■ To be done
Write out all the material exactly. Leave nothing out.
**********
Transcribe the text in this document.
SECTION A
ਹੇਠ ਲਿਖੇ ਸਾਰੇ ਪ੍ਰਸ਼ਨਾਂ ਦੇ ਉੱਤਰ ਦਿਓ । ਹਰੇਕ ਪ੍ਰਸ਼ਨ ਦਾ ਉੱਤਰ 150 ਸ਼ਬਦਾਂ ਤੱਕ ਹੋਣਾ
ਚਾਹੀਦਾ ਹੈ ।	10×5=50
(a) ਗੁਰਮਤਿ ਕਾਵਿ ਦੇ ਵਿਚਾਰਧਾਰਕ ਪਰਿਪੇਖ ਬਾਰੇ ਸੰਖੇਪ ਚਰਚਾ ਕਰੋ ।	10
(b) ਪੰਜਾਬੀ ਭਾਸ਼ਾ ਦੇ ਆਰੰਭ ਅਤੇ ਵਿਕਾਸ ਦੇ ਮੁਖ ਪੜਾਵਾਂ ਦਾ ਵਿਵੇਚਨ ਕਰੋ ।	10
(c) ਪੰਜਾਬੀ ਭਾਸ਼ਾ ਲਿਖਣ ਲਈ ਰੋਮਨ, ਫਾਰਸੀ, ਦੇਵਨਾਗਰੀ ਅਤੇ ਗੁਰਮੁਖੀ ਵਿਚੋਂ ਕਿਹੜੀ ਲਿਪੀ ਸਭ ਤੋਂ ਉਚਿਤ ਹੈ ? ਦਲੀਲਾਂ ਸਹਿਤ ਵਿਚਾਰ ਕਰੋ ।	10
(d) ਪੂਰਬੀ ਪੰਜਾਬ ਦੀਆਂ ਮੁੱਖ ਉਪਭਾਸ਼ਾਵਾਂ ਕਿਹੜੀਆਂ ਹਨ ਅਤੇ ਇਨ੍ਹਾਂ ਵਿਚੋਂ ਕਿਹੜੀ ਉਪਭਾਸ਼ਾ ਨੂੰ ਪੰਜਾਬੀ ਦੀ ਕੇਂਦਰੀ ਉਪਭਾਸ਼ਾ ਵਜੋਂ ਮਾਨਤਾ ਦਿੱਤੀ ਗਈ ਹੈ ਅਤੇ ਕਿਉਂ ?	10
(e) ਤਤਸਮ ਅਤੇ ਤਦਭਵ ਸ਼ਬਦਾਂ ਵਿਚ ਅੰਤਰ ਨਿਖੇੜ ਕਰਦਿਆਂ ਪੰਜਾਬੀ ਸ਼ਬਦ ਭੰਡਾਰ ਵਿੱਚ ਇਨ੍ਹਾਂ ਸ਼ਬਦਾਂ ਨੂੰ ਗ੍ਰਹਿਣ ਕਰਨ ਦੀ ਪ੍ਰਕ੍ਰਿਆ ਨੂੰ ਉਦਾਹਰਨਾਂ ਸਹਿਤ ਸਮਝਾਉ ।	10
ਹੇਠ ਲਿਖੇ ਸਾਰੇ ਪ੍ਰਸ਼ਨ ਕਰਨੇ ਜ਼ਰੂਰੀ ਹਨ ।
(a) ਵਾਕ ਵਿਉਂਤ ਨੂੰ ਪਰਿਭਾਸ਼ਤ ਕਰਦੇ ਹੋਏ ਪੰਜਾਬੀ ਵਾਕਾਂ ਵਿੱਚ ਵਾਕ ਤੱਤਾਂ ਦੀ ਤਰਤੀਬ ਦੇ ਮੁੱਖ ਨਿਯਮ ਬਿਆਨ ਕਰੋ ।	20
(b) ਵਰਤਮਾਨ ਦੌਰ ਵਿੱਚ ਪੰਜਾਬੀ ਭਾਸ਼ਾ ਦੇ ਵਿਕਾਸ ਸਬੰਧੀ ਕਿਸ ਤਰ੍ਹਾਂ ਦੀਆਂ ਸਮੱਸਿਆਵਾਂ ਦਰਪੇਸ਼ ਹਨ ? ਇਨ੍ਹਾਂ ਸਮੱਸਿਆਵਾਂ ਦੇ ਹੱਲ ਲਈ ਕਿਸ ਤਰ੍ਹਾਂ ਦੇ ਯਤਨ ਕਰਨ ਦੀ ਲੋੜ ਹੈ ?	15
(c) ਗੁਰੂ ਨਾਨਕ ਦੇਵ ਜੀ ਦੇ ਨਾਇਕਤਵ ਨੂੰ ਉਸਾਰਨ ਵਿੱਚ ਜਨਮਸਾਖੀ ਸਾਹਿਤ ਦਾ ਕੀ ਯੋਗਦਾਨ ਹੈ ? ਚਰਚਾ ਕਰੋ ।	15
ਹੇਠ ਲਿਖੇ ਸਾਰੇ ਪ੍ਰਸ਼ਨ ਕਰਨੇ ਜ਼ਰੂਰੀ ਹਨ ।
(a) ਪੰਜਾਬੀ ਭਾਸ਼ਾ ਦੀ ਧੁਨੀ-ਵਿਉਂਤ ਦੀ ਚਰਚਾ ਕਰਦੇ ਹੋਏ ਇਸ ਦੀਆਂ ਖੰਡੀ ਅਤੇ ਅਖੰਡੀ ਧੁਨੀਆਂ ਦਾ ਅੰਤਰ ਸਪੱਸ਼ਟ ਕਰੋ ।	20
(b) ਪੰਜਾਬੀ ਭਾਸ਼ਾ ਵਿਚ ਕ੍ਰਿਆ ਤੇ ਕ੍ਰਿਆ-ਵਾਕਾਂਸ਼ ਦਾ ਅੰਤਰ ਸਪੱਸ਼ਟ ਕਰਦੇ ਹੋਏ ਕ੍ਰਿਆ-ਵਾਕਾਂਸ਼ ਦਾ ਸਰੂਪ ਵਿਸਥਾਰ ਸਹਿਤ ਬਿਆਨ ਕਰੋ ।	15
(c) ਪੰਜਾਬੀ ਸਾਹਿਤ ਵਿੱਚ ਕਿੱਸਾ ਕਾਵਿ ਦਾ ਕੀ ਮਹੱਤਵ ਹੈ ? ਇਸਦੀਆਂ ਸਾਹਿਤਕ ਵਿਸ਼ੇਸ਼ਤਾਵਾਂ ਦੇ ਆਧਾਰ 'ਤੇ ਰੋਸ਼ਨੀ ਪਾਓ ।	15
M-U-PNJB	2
**********
■ Expected answer
Transcribe the text in this document.
SECTION A
ਹੇਠ ਲਿਖੇ ਸਾਰੇ ਪ੍ਰਸ਼ਨਾਂ ਦੇ ਉੱਤਰ ਦਿਓ । ਹਰੇਕ ਪ੍ਰਸ਼ਨ ਦਾ ਉੱਤਰ 150 ਸ਼ਬਦਾਂ ਤੱਕ ਹੋਣਾ
ਚਾਹੀਦਾ ਹੈ ।	10×5=50
(a) ਗੁਰਮਤਿ ਕਾਵਿ ਦੇ ਵਿਚਾਰਧਾਰਕ ਪਰਿਪੇਖ ਬਾਰੇ ਸੰਖੇਪ ਚਰਚਾ ਕਰੋ ।	10
(b) ਪੰਜਾਬੀ ਭਾਸ਼ਾ ਦੇ ਆਰੰਭ ਅਤੇ ਵਿਕਾਸ ਦੇ ਮੁਖ ਪੜਾਵਾਂ ਦਾ ਵਿਵੇਚਨ ਕਰੋ ।	10
(c) ਪੰਜਾਬੀ ਭਾਸ਼ਾ ਲਿਖਣ ਲਈ ਰੋਮਨ, ਫਾਰਸੀ, ਦੇਵਨਾਗਰੀ ਅਤੇ ਗੁਰਮੁਖੀ ਵਿਚੋਂ ਕਿਹੜੀ ਲਿਪੀ ਸਭ ਤੋਂ ਉਚਿਤ ਹੈ ? ਦਲੀਲਾਂ ਸਹਿਤ ਵਿਚਾਰ ਕਰੋ ।	10
(d) ਪੂਰਬੀ ਪੰਜਾਬ ਦੀਆਂ ਮੁੱਖ ਉਪਭਾਸ਼ਾਵਾਂ ਕਿਹੜੀਆਂ ਹਨ ਅਤੇ ਇਨ੍ਹਾਂ ਵਿਚੋਂ ਕਿਹੜੀ ਉਪਭਾਸ਼ਾ ਨੂੰ ਪੰਜਾਬੀ ਦੀ ਕੇਂਦਰੀ ਉਪਭਾਸ਼ਾ ਵਜੋਂ ਮਾਨਤਾ ਦਿੱਤੀ ਗਈ ਹੈ ਅਤੇ ਕਿਉਂ ?	10
(e) ਤਤਸਮ ਅਤੇ ਤਦਭਵ ਸ਼ਬਦਾਂ ਵਿਚ ਅੰਤਰ ਨਿਖੇੜ ਕਰਦਿਆਂ ਪੰਜਾਬੀ ਸ਼ਬਦ ਭੰਡਾਰ ਵਿੱਚ ਇਨ੍ਹਾਂ ਸ਼ਬਦਾਂ ਨੂੰ ਗ੍ਰਹਿਣ ਕਰਨ ਦੀ ਪ੍ਰਕ੍ਰਿਆ ਨੂੰ ਉਦਾਹਰਨਾਂ ਸਹਿਤ ਸਮਝਾਉ ।	10
ਹੇਠ ਲਿਖੇ ਸਾਰੇ ਪ੍ਰਸ਼ਨ ਕਰਨੇ ਜ਼ਰੂਰੀ ਹਨ ।
(a) ਵਾਕ ਵਿਉਂਤ ਨੂੰ ਪਰਿਭਾਸ਼ਤ ਕਰਦੇ ਹੋਏ ਪੰਜਾਬੀ ਵਾਕਾਂ ਵਿੱਚ ਵਾਕ ਤੱਤਾਂ ਦੀ ਤਰਤੀਬ ਦੇ ਮੁੱਖ ਨਿਯਮ ਬਿਆਨ ਕਰੋ ।	20
(b) ਵਰਤਮਾਨ ਦੌਰ ਵਿੱਚ ਪੰਜਾਬੀ ਭਾਸ਼ਾ ਦੇ ਵਿਕਾਸ ਸਬੰਧੀ ਕਿਸ ਤਰ੍ਹਾਂ ਦੀਆਂ ਸਮੱਸਿਆਵਾਂ ਦਰਪੇਸ਼ ਹਨ ? ਇਨ੍ਹਾਂ ਸਮੱਸਿਆਵਾਂ ਦੇ ਹੱਲ ਲਈ ਕਿਸ ਤਰ੍ਹਾਂ ਦੇ ਯਤਨ ਕਰਨ ਦੀ ਲੋੜ ਹੈ ?	15
(c) ਗੁਰੂ ਨਾਨਕ ਦੇਵ ਜੀ ਦੇ ਨਾਇਕਤਵ ਨੂੰ ਉਸਾਰਨ ਵਿੱਚ ਜਨਮਸਾਖੀ ਸਾਹਿਤ ਦਾ ਕੀ ਯੋਗਦਾਨ ਹੈ ? ਚਰਚਾ ਕਰੋ ।	15
ਹੇਠ ਲਿਖੇ ਸਾਰੇ ਪ੍ਰਸ਼ਨ ਕਰਨੇ ਜ਼ਰੂਰੀ ਹਨ ।
(a) ਪੰਜਾਬੀ ਭਾਸ਼ਾ ਦੀ ਧੁਨੀ-ਵਿਉਂਤ ਦੀ ਚਰਚਾ ਕਰਦੇ ਹੋਏ ਇਸ ਦੀਆਂ ਖੰਡੀ ਅਤੇ ਅਖੰਡੀ ਧੁਨੀਆਂ ਦਾ ਅੰਤਰ ਸਪੱਸ਼ਟ ਕਰੋ ।	20
(b) ਪੰਜਾਬੀ ਭਾਸ਼ਾ ਵਿਚ ਕ੍ਰਿਆ ਤੇ ਕ੍ਰਿਆ-ਵਾਕਾਂਸ਼ ਦਾ ਅੰਤਰ ਸਪੱਸ਼ਟ ਕਰਦੇ ਹੋਏ ਕ੍ਰਿਆ-ਵਾਕਾਂਸ਼ ਦਾ ਸਰੂਪ ਵਿਸਥਾਰ ਸਹਿਤ ਬਿਆਨ ਕਰੋ ।	15
(c) ਪੰਜਾਬੀ ਸਾਹਿਤ ਵਿੱਚ ਕਿੱਸਾ ਕਾਵਿ ਦਾ ਕੀ ਮਹੱਤਵ ਹੈ ? ਇਸਦੀਆਂ ਸਾਹਿਤਕ ਵਿਸ਼ੇਸ਼ਤਾਵਾਂ ਦੇ ਆਧਾਰ 'ਤੇ ਰੋਸ਼ਨੀ ਪਾਓ ।	15
M-U-PNJB	2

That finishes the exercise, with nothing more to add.